» **What you will do**
Copy every line of the material below word for word.

» **Records supplied**
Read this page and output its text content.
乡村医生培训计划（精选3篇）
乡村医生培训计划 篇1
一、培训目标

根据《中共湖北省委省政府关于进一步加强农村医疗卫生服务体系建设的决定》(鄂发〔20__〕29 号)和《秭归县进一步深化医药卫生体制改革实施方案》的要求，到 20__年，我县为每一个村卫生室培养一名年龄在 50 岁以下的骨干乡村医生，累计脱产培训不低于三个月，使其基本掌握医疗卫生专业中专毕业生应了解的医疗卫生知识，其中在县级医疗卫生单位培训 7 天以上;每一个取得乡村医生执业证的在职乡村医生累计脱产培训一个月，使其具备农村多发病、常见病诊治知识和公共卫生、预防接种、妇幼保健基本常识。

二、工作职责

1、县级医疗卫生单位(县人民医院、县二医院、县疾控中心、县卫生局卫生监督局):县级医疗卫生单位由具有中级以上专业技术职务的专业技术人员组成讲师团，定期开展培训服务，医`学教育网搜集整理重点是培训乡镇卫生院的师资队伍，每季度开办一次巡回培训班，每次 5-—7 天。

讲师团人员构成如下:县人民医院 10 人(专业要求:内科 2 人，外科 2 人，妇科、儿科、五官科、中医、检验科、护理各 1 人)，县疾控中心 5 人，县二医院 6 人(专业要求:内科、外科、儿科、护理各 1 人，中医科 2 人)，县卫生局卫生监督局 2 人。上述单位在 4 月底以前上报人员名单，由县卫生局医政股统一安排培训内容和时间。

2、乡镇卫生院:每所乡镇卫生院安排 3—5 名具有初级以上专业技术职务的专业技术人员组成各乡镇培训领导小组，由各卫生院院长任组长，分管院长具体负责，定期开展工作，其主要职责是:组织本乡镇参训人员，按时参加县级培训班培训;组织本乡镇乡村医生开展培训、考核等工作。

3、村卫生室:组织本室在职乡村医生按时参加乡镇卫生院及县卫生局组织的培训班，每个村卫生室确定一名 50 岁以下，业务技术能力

» **Final result**
Read this page and output its text content.
乡村医生培训计划（精选3篇）
乡村医生培训计划 篇1
一、培训目标

根据《中共湖北省委省政府关于进一步加强农村医疗卫生服务体系建设的决定》(鄂发〔20__〕29 号)和《秭归县进一步深化医药卫生体制改革实施方案》的要求，到 20__年，我县为每一个村卫生室培养一名年龄在 50 岁以下的骨干乡村医生，累计脱产培训不低于三个月，使其基本掌握医疗卫生专业中专毕业生应了解的医疗卫生知识，其中在县级医疗卫生单位培训 7 天以上;每一个取得乡村医生执业证的在职乡村医生累计脱产培训一个月，使其具备农村多发病、常见病诊治知识和公共卫生、预防接种、妇幼保健基本常识。

二、工作职责

1、县级医疗卫生单位(县人民医院、县二医院、县疾控中心、县卫生局卫生监督局):县级医疗卫生单位由具有中级以上专业技术职务的专业技术人员组成讲师团，定期开展培训服务，医`学教育网搜集整理重点是培训乡镇卫生院的师资队伍，每季度开办一次巡回培训班，每次 5-—7 天。

讲师团人员构成如下:县人民医院 10 人(专业要求:内科 2 人，外科 2 人，妇科、儿科、五官科、中医、检验科、护理各 1 人)，县疾控中心 5 人，县二医院 6 人(专业要求:内科、外科、儿科、护理各 1 人，中医科 2 人)，县卫生局卫生监督局 2 人。上述单位在 4 月底以前上报人员名单，由县卫生局医政股统一安排培训内容和时间。

2、乡镇卫生院:每所乡镇卫生院安排 3—5 名具有初级以上专业技术职务的专业技术人员组成各乡镇培训领导小组，由各卫生院院长任组长，分管院长具体负责，定期开展工作，其主要职责是:组织本乡镇参训人员，按时参加县级培训班培训;组织本乡镇乡村医生开展培训、考核等工作。

3、村卫生室:组织本室在职乡村医生按时参加乡镇卫生院及县卫生局组织的培训班，每个村卫生室确定一名 50 岁以下，业务技术能力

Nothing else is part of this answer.